ЦЕЛЬ ЗАДАНИЯ: Укажите, согласуются ли с отрывком о гимназии утверждения: 1. Портреты царя, царицы и наследника висели справа от иконы. 2. После отречения царя порядок учения в гимназии нарушился. 3. Молитвы читал дьякон. На каждое ответьте «да» или «нет» и точно приведите решающие слова отрывка.

ЦИТИРУЕМЫЙ ОТРЫВОК:
* * * * * * * * *
В 1920 году, когда вышла банда Тряпицына, мы уже не учились, а этого священника казнили. Сделали в Амуре против города большую прорубь во льду, почему-то квадратную, согнали народ, привели нашего учителя, священника, привели убийцу для казни, дали ему саблю для отсечения головы. Но убийца отказался от такой казни, тогда другого убийцу, и он отказался, и подвернулся какой-то, черной масти, и снес голову с плеч прямо у проруби, куда его и сбросили. Было много учеников уже бывших, такой был крик, слезы, проклятья, все бежали как очумелые.
Но вот снова возвращаюсь к гимназии.
Утром, когда приходили в гимназию, раздевались, все шли на второй этаж, в большой зал, где в углу стояла большая красивая икона Екатерины-великомученицы на деревянном пьедестале, направо от нее два окна, и там висели портреты царя, царицы и наследника Алексея. Мы становились по классам от 1-го до 8-го, а по бокам – классные дамы, т.к. в каждом классе отдельно была классная дама и рядом с иконой стояла начальница гимназии, приходил дьякон, читал молитвы. По окончании все поворачивались к портретам и пели «Боже, царя храни», потом со своими классными дамами расходились по своим классам и так до февраля 1917 года, когда сказали, что царь отрекся от престола. Петь уже перед портретами перестали, но порядок ученья не нарушался, но что-то было, вроде, не то. Тогда нам 10-тилетним было не все ясно, но было слово – «свобода». Какое слово, оно казалось чудесным. Вроде, хочу — учусь, хочу – нет, ну, свобода же. Мы даже бегали на площадь слушать мужика с длинными волосами. Это Бунин, он много говорил, все слушали и хлопали в ладоши. Нас выгоняли с площади, мы, ну ничего не понимали, но бегали. Потом пригрозили исключением, и мы остепенились, потому что угроза кондуитного журнала страшнее всего. Так преподавали еще танцы, рукоделие, пение.
* * * * * * * * *
ФРАГМЕНТЫ МАТЕРИАЛА:
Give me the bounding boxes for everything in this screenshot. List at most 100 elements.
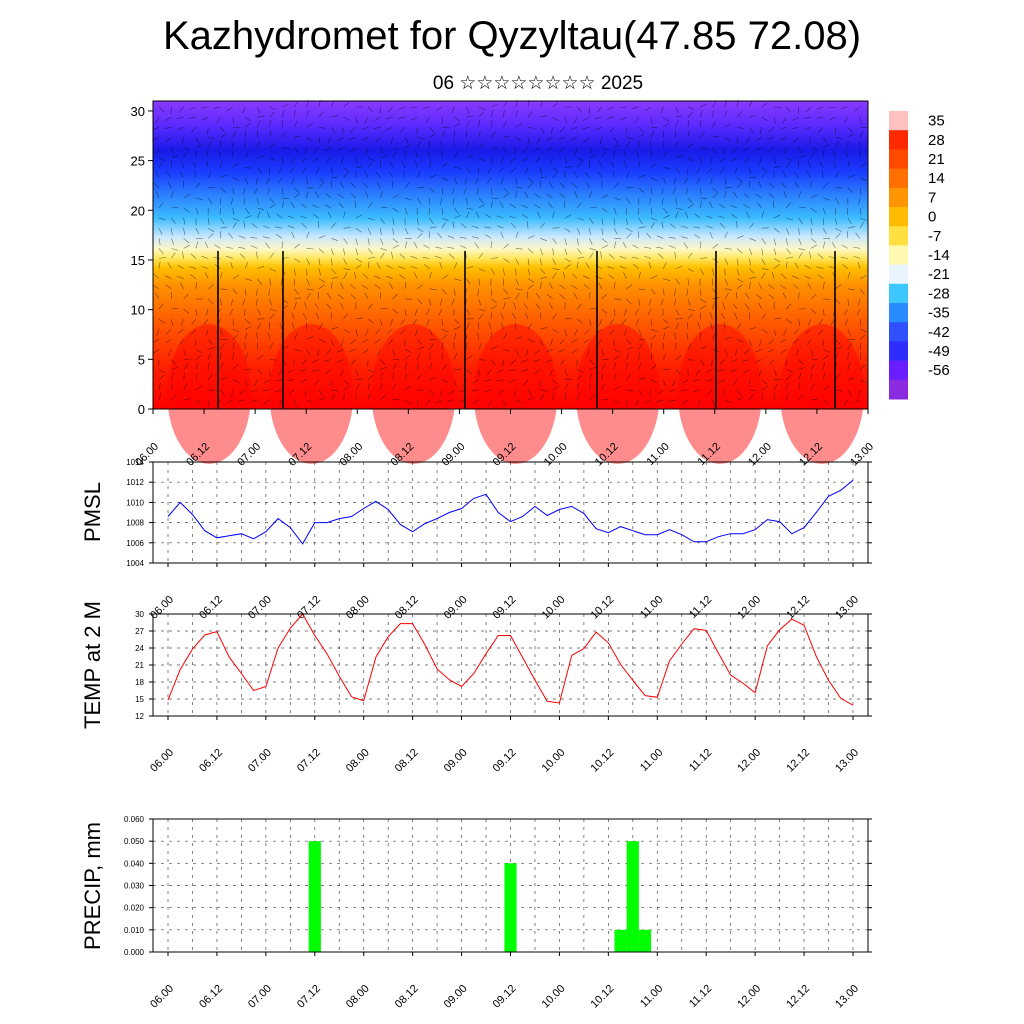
wind-barb <box>244 288 247 296</box>
wind-barb <box>164 126 172 130</box>
wind-barb <box>525 349 529 357</box>
wind-barb <box>429 377 437 380</box>
wind-barb <box>440 140 443 148</box>
wind-barb <box>195 349 203 353</box>
wind-barb <box>207 339 213 345</box>
wind-barb <box>361 285 369 290</box>
wind-barb <box>232 342 235 350</box>
x-tick-label: 10.12 <box>589 594 617 622</box>
wind-barb <box>792 284 799 290</box>
wind-barb <box>759 339 762 347</box>
wind-barb <box>294 110 296 118</box>
wind-barb <box>803 116 811 119</box>
wind-barb <box>503 101 508 108</box>
x-tick-label: 13.00 <box>833 747 861 775</box>
wind-barb <box>668 236 676 239</box>
wind-barb <box>559 284 566 290</box>
wind-barb <box>515 278 519 286</box>
wind-barb <box>540 268 546 275</box>
wind-barb <box>220 288 228 291</box>
wind-barb <box>503 349 511 352</box>
wind-barb <box>490 110 494 118</box>
wind-barb <box>686 332 689 340</box>
wind-barb <box>153 273 160 279</box>
wind-barb <box>791 126 799 130</box>
wind-barb <box>195 182 201 188</box>
wind-barb <box>675 120 679 128</box>
wind-barb <box>599 318 603 326</box>
wind-barb <box>663 352 667 360</box>
wind-barb <box>472 399 479 405</box>
wind-barb <box>552 393 555 400</box>
wind-barb <box>454 215 461 219</box>
y-tick-label: 0 <box>138 402 145 417</box>
wind-barb <box>594 116 602 119</box>
wind-barb <box>440 197 443 205</box>
wind-barb <box>429 298 431 306</box>
wind-barb <box>576 303 583 310</box>
wind-barb <box>608 253 615 259</box>
wind-barb <box>623 272 627 279</box>
wind-barb <box>736 278 744 283</box>
wind-barb <box>570 126 578 130</box>
wind-barb <box>610 161 615 168</box>
wind-barb <box>835 218 837 226</box>
wind-barb <box>232 126 240 128</box>
wind-barb <box>171 382 173 390</box>
wind-barb <box>638 174 646 178</box>
wind-barb <box>749 248 753 256</box>
wind-barb <box>244 151 250 158</box>
wind-barb <box>749 238 757 242</box>
wind-barb <box>386 126 393 131</box>
wind-barb <box>439 261 443 269</box>
wind-barb <box>216 116 221 124</box>
wind-barb <box>491 147 499 149</box>
wind-barb <box>559 293 566 300</box>
wind-barb <box>441 275 449 279</box>
wind-barb <box>755 349 762 353</box>
wind-barb <box>527 111 533 118</box>
wind-barb <box>232 334 239 340</box>
y-tick-label: 21 <box>135 661 144 670</box>
wind-barb <box>650 187 653 195</box>
wind-barb <box>503 399 506 407</box>
wind-barb <box>613 182 620 189</box>
wind-barb <box>847 175 855 178</box>
wind-barb <box>514 147 516 155</box>
wind-barb <box>453 379 457 387</box>
wind-barb <box>281 157 285 165</box>
wind-barb <box>589 366 597 370</box>
wind-barb <box>540 281 542 289</box>
wind-barb <box>835 352 839 360</box>
wind-barb <box>195 399 202 405</box>
wind-barb <box>230 197 234 205</box>
wind-barb <box>835 339 841 345</box>
wind-barb <box>540 248 543 256</box>
wind-barb <box>190 328 197 335</box>
wind-barb <box>709 312 713 320</box>
wind-barb <box>724 278 729 286</box>
wind-barb <box>644 399 652 404</box>
wind-barb <box>835 233 841 239</box>
wind-barb <box>472 225 479 229</box>
wind-barb <box>626 197 631 205</box>
wind-barb <box>466 155 474 158</box>
wind-barb <box>632 244 639 249</box>
wind-barb <box>798 291 800 299</box>
x-tick-label: 12.12 <box>784 594 812 622</box>
wind-barb <box>183 398 191 401</box>
wind-barb <box>404 399 411 405</box>
wind-barb <box>294 302 297 310</box>
wind-barb <box>267 211 270 219</box>
wind-barb <box>251 223 258 229</box>
wind-barb <box>533 359 541 362</box>
wind-barb <box>697 399 701 407</box>
wind-barb <box>712 135 720 138</box>
x-tick-label: 08.00 <box>344 594 372 622</box>
wind-barb <box>527 284 534 290</box>
wind-barb <box>171 394 177 401</box>
wind-barb <box>540 100 544 108</box>
precip-bar <box>626 841 639 952</box>
wind-barb <box>540 115 548 118</box>
wind-barb <box>661 221 664 229</box>
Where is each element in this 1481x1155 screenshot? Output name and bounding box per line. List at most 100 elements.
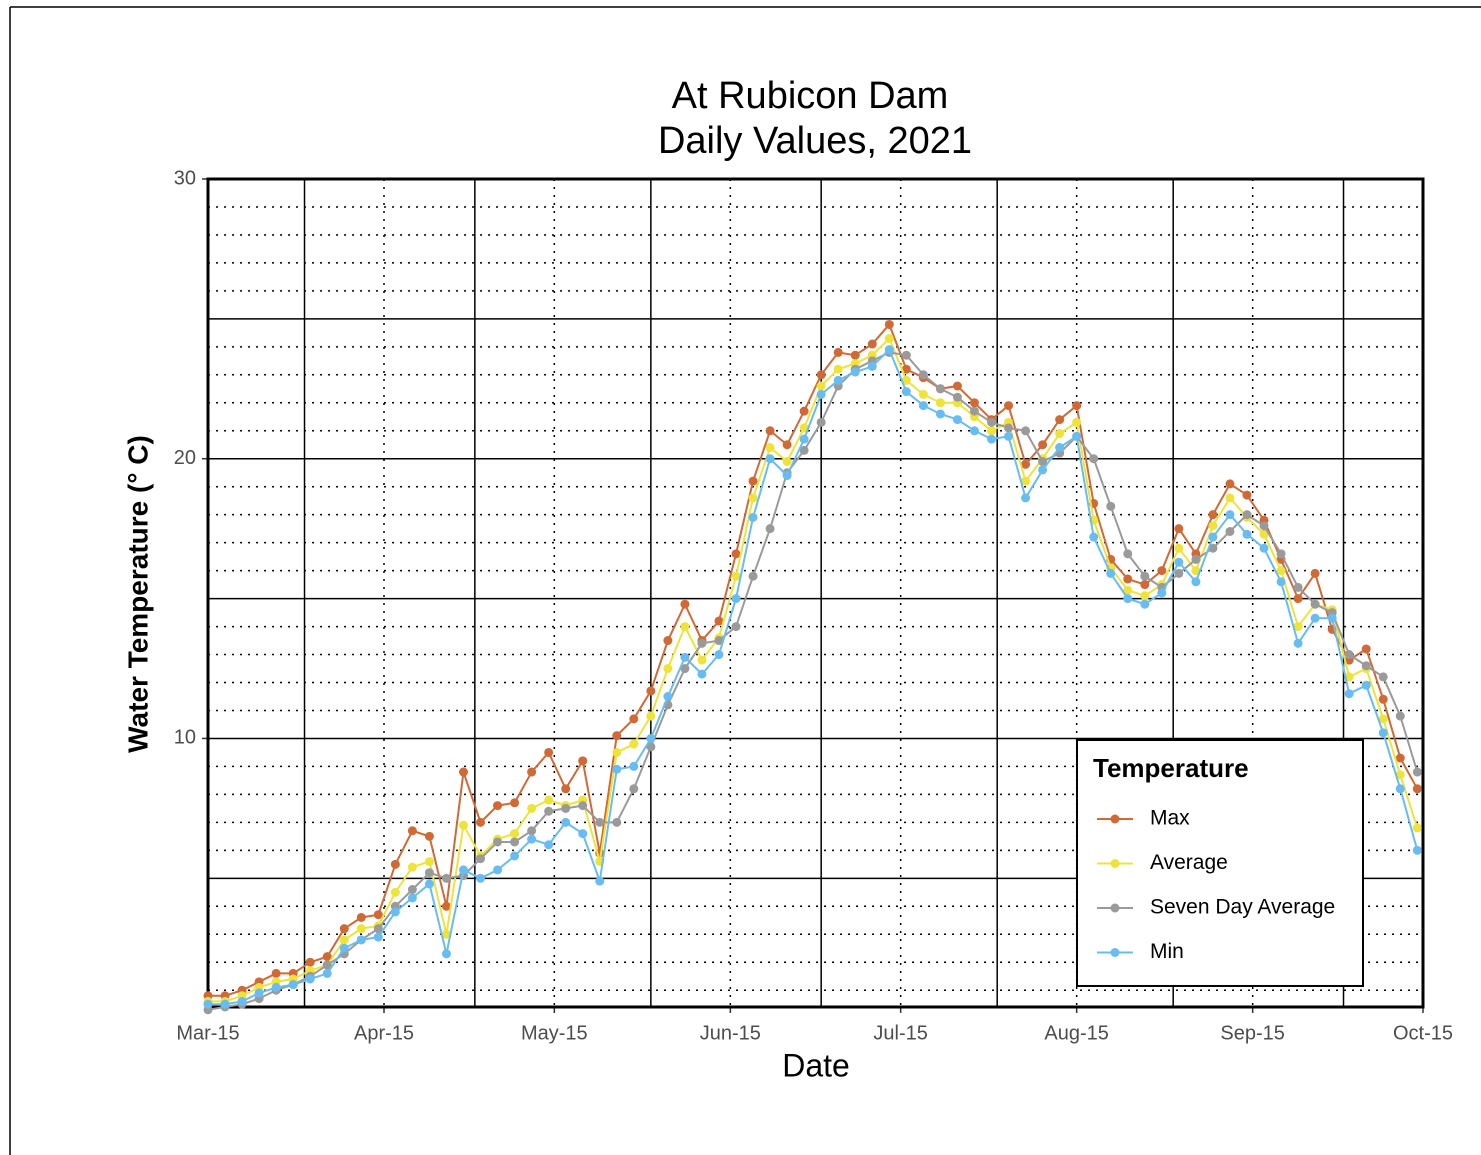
data-point — [1208, 510, 1218, 520]
chart-title: At Rubicon Dam — [672, 75, 949, 117]
data-point — [1225, 510, 1235, 520]
data-point — [544, 840, 554, 850]
data-point — [1412, 784, 1422, 794]
data-point — [1395, 770, 1405, 780]
data-point — [322, 968, 332, 978]
data-point — [748, 512, 758, 522]
data-point — [1021, 476, 1031, 486]
data-point — [1157, 588, 1167, 598]
data-point — [578, 801, 588, 811]
data-point — [561, 817, 571, 827]
data-point — [1412, 823, 1422, 833]
data-point — [646, 742, 656, 752]
data-point — [1412, 845, 1422, 855]
data-point — [424, 868, 434, 878]
x-tick-label: Aug-15 — [1044, 1022, 1109, 1044]
data-point — [1191, 577, 1201, 587]
data-point — [1140, 591, 1150, 601]
data-point — [356, 924, 366, 934]
data-point — [748, 493, 758, 503]
data-point — [1072, 431, 1082, 441]
data-point — [476, 817, 486, 827]
data-point — [884, 345, 894, 355]
data-point — [1004, 401, 1014, 411]
data-point — [663, 692, 673, 701]
data-point — [697, 669, 707, 679]
data-point — [765, 443, 775, 453]
data-point — [1021, 426, 1031, 436]
data-point — [544, 795, 554, 805]
data-point — [339, 943, 349, 953]
data-point — [1378, 672, 1388, 682]
data-point — [884, 333, 894, 343]
data-point — [1293, 622, 1303, 632]
data-point — [1310, 568, 1320, 578]
data-point — [493, 801, 503, 811]
data-point — [510, 798, 520, 808]
data-point — [339, 935, 349, 945]
data-point — [1123, 574, 1133, 584]
data-point — [714, 616, 724, 626]
y-tick-label: 10 — [174, 727, 196, 749]
data-point — [595, 817, 605, 827]
data-point — [1276, 549, 1286, 559]
data-point — [867, 339, 877, 349]
data-point — [578, 756, 588, 766]
data-point — [1395, 711, 1405, 721]
data-point — [271, 968, 281, 978]
data-point — [271, 982, 281, 992]
data-point — [1157, 566, 1167, 576]
data-point — [969, 406, 979, 416]
data-point — [816, 370, 826, 380]
data-point — [1225, 493, 1235, 503]
data-point — [441, 873, 451, 883]
data-point — [356, 935, 366, 945]
data-point — [918, 401, 928, 411]
data-point — [1055, 443, 1065, 453]
data-point — [680, 599, 690, 609]
plot-area — [203, 319, 1422, 1015]
data-point — [561, 803, 571, 813]
data-point — [850, 350, 860, 360]
data-point — [663, 636, 673, 646]
data-point — [1140, 571, 1150, 581]
data-point — [373, 932, 383, 942]
data-point — [1123, 594, 1133, 604]
data-point — [1259, 521, 1269, 531]
data-point — [646, 686, 656, 696]
data-point — [493, 837, 503, 847]
y-tick-label: 20 — [174, 447, 196, 469]
data-point — [782, 471, 792, 481]
data-point — [356, 912, 366, 922]
data-point — [1276, 566, 1286, 576]
data-point — [1174, 557, 1184, 567]
data-point — [646, 733, 656, 743]
legend-marker — [1110, 859, 1120, 868]
legend: Temperature Max Average Seven Day Average Mi… — [1076, 739, 1364, 987]
data-point — [527, 826, 537, 836]
data-point — [407, 826, 417, 836]
data-point — [935, 409, 945, 419]
data-point — [799, 406, 809, 416]
data-point — [697, 638, 707, 648]
data-point — [901, 387, 911, 397]
data-point — [629, 714, 639, 724]
chart-subtitle: Daily Values, 2021 — [658, 120, 972, 162]
data-point — [510, 851, 520, 861]
data-point — [714, 650, 724, 660]
data-point — [748, 571, 758, 581]
data-point — [1089, 532, 1099, 542]
data-point — [918, 389, 928, 399]
x-tick-label: May-15 — [521, 1022, 588, 1044]
data-point — [987, 434, 997, 444]
data-point — [782, 440, 792, 450]
data-point — [1174, 524, 1184, 534]
data-point — [441, 901, 451, 911]
data-point — [1293, 638, 1303, 648]
data-point — [935, 384, 945, 394]
data-point — [1259, 543, 1269, 553]
data-point — [884, 319, 894, 329]
data-point — [629, 784, 639, 794]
* * * * * * * * *
ОТВЕТ НА ЗАДАНИЕ:
1. Да: «направо от нее два окна, и там висели портреты царя, царицы и наследника Алексея».
2. Нет: «порядок ученья не нарушался».
3. Да: «приходил дьякон, читал молитвы».